What is required:
Do not include the pictures; repeat the rest of the data exactly.

Provided information:
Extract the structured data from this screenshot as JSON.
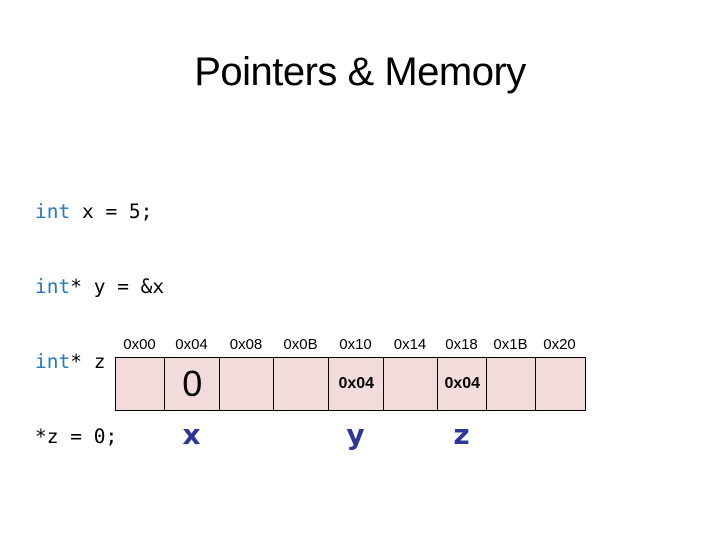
{
  "title": "Pointers & Memory",
  "code": {
    "lines": [
      {
        "kw": "int",
        "rest": " x = 5;"
      },
      {
        "kw": "int",
        "rest": "* y = &x"
      },
      {
        "kw": "int",
        "rest": "* z = y;"
      },
      {
        "kw": "",
        "rest": "*z = 0;"
      }
    ]
  },
  "memory": {
    "addresses": [
      "0x00",
      "0x04",
      "0x08",
      "0x0B",
      "0x10",
      "0x14",
      "0x18",
      "0x1B",
      "0x20"
    ],
    "cells": [
      {
        "value": ""
      },
      {
        "value": "0",
        "size": "big"
      },
      {
        "value": ""
      },
      {
        "value": ""
      },
      {
        "value": "0x04",
        "size": "small"
      },
      {
        "value": ""
      },
      {
        "value": "0x04",
        "size": "small"
      },
      {
        "value": ""
      },
      {
        "value": ""
      }
    ],
    "variables": [
      {
        "name": "x",
        "cell": 1
      },
      {
        "name": "y",
        "cell": 4
      },
      {
        "name": "z",
        "cell": 6
      }
    ]
  },
  "colors": {
    "keyword": "#2b79b8",
    "cell_fill": "#f2dcdb",
    "variable_label": "#2f3699"
  }
}
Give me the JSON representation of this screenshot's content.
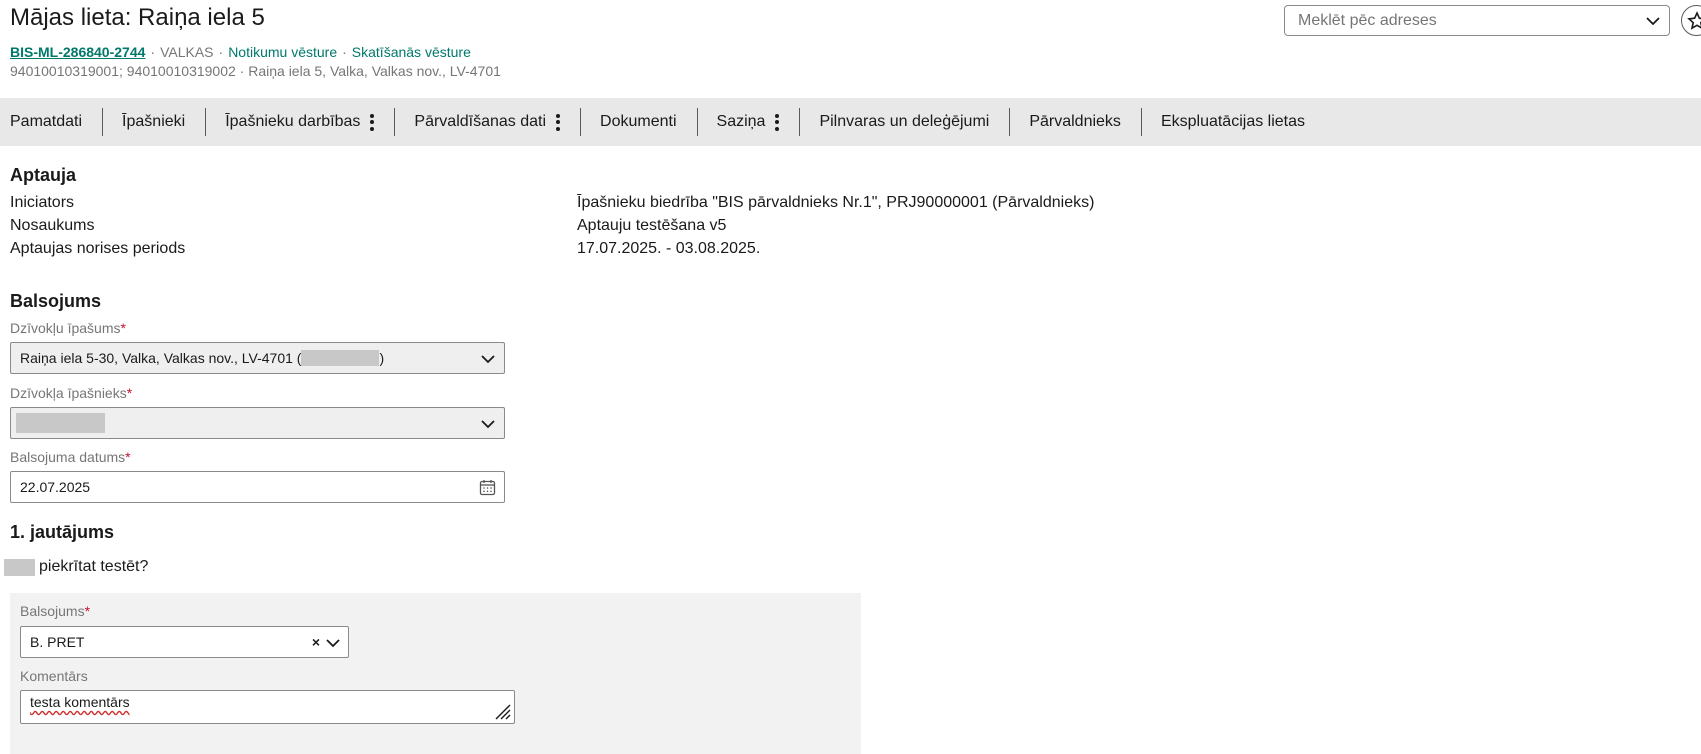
{
  "header": {
    "title": "Mājas lieta: Raiņa iela 5",
    "case_id": "BIS-ML-286840-2744",
    "region": "VALKAS",
    "events_history_link": "Notikumu vēsture",
    "view_history_link": "Skatīšanās vēsture",
    "sub_info": "94010010319001; 94010010319002 · Raiņa iela 5, Valka, Valkas nov., LV-4701"
  },
  "search": {
    "placeholder": "Meklēt pēc adreses",
    "icon": "chevron-down-icon"
  },
  "star_icon": "star-icon",
  "tabs": [
    {
      "label": "Pamatdati",
      "has_menu": false
    },
    {
      "label": "Īpašnieki",
      "has_menu": false
    },
    {
      "label": "Īpašnieku darbības",
      "has_menu": true
    },
    {
      "label": "Pārvaldīšanas dati",
      "has_menu": true
    },
    {
      "label": "Dokumenti",
      "has_menu": false
    },
    {
      "label": "Saziņa",
      "has_menu": true
    },
    {
      "label": "Pilnvaras un deleģējumi",
      "has_menu": false
    },
    {
      "label": "Pārvaldnieks",
      "has_menu": false
    },
    {
      "label": "Ekspluatācijas lietas",
      "has_menu": false
    }
  ],
  "survey": {
    "heading": "Aptauja",
    "rows": [
      {
        "label": "Iniciators",
        "value": "Īpašnieku biedrība \"BIS pārvaldnieks Nr.1\", PRJ90000001 (Pārvaldnieks)"
      },
      {
        "label": "Nosaukums",
        "value": "Aptauju testēšana v5"
      },
      {
        "label": "Aptaujas norises periods",
        "value": "17.07.2025. - 03.08.2025."
      }
    ]
  },
  "vote": {
    "heading": "Balsojums",
    "property_label": "Dzīvokļu īpašums",
    "property_value": "Raiņa iela 5-30, Valka, Valkas nov., LV-4701 (",
    "property_value_end": ")",
    "owner_label": "Dzīvokļa īpašnieks",
    "date_label": "Balsojuma datums",
    "date_value": "22.07.2025",
    "required_mark": "*"
  },
  "question": {
    "heading": "1. jautājums",
    "text": "piekrītat testēt?",
    "vote_label": "Balsojums",
    "vote_value": "B. PRET",
    "clear_symbol": "×",
    "comment_label": "Komentārs",
    "comment_value": "testa komentārs"
  },
  "colors": {
    "link": "#00796b",
    "required": "#c8102e",
    "tab_bar": "#e8e8e8",
    "panel": "#f2f2f2"
  }
}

Solution to this task:
Extract the structured data from this screenshot as JSON.
{
  "title": "Pointers & Memory",
  "code": {
    "lines": [
      {
        "kw": "int",
        "rest": " x = 5;"
      },
      {
        "kw": "int",
        "rest": "* y = &x"
      },
      {
        "kw": "int",
        "rest": "* z = y;"
      },
      {
        "kw": "",
        "rest": "*z = 0;"
      }
    ]
  },
  "memory": {
    "addresses": [
      "0x00",
      "0x04",
      "0x08",
      "0x0B",
      "0x10",
      "0x14",
      "0x18",
      "0x1B",
      "0x20"
    ],
    "cells": [
      {
        "value": ""
      },
      {
        "value": "0",
        "size": "big"
      },
      {
        "value": ""
      },
      {
        "value": ""
      },
      {
        "value": "0x04",
        "size": "small"
      },
      {
        "value": ""
      },
      {
        "value": "0x04",
        "size": "small"
      },
      {
        "value": ""
      },
      {
        "value": ""
      }
    ],
    "variables": [
      {
        "name": "x",
        "cell": 1
      },
      {
        "name": "y",
        "cell": 4
      },
      {
        "name": "z",
        "cell": 6
      }
    ]
  },
  "colors": {
    "keyword": "#2b79b8",
    "cell_fill": "#f2dcdb",
    "variable_label": "#2f3699"
  }
}
Give me the JSON representation of this screenshot's content.
{
  "header": {
    "title": "Mājas lieta: Raiņa iela 5",
    "case_id": "BIS-ML-286840-2744",
    "region": "VALKAS",
    "events_history_link": "Notikumu vēsture",
    "view_history_link": "Skatīšanās vēsture",
    "sub_info": "94010010319001; 94010010319002 · Raiņa iela 5, Valka, Valkas nov., LV-4701"
  },
  "search": {
    "placeholder": "Meklēt pēc adreses",
    "icon": "chevron-down-icon"
  },
  "star_icon": "star-icon",
  "tabs": [
    {
      "label": "Pamatdati",
      "has_menu": false
    },
    {
      "label": "Īpašnieki",
      "has_menu": false
    },
    {
      "label": "Īpašnieku darbības",
      "has_menu": true
    },
    {
      "label": "Pārvaldīšanas dati",
      "has_menu": true
    },
    {
      "label": "Dokumenti",
      "has_menu": false
    },
    {
      "label": "Saziņa",
      "has_menu": true
    },
    {
      "label": "Pilnvaras un deleģējumi",
      "has_menu": false
    },
    {
      "label": "Pārvaldnieks",
      "has_menu": false
    },
    {
      "label": "Ekspluatācijas lietas",
      "has_menu": false
    }
  ],
  "survey": {
    "heading": "Aptauja",
    "rows": [
      {
        "label": "Iniciators",
        "value": "Īpašnieku biedrība \"BIS pārvaldnieks Nr.1\", PRJ90000001 (Pārvaldnieks)"
      },
      {
        "label": "Nosaukums",
        "value": "Aptauju testēšana v5"
      },
      {
        "label": "Aptaujas norises periods",
        "value": "17.07.2025. - 03.08.2025."
      }
    ]
  },
  "vote": {
    "heading": "Balsojums",
    "property_label": "Dzīvokļu īpašums",
    "property_value": "Raiņa iela 5-30, Valka, Valkas nov., LV-4701 (",
    "property_value_end": ")",
    "owner_label": "Dzīvokļa īpašnieks",
    "date_label": "Balsojuma datums",
    "date_value": "22.07.2025",
    "required_mark": "*"
  },
  "question": {
    "heading": "1. jautājums",
    "text": "piekrītat testēt?",
    "vote_label": "Balsojums",
    "vote_value": "B. PRET",
    "clear_symbol": "×",
    "comment_label": "Komentārs",
    "comment_value": "testa komentārs"
  },
  "colors": {
    "link": "#00796b",
    "required": "#c8102e",
    "tab_bar": "#e8e8e8",
    "panel": "#f2f2f2"
  }
}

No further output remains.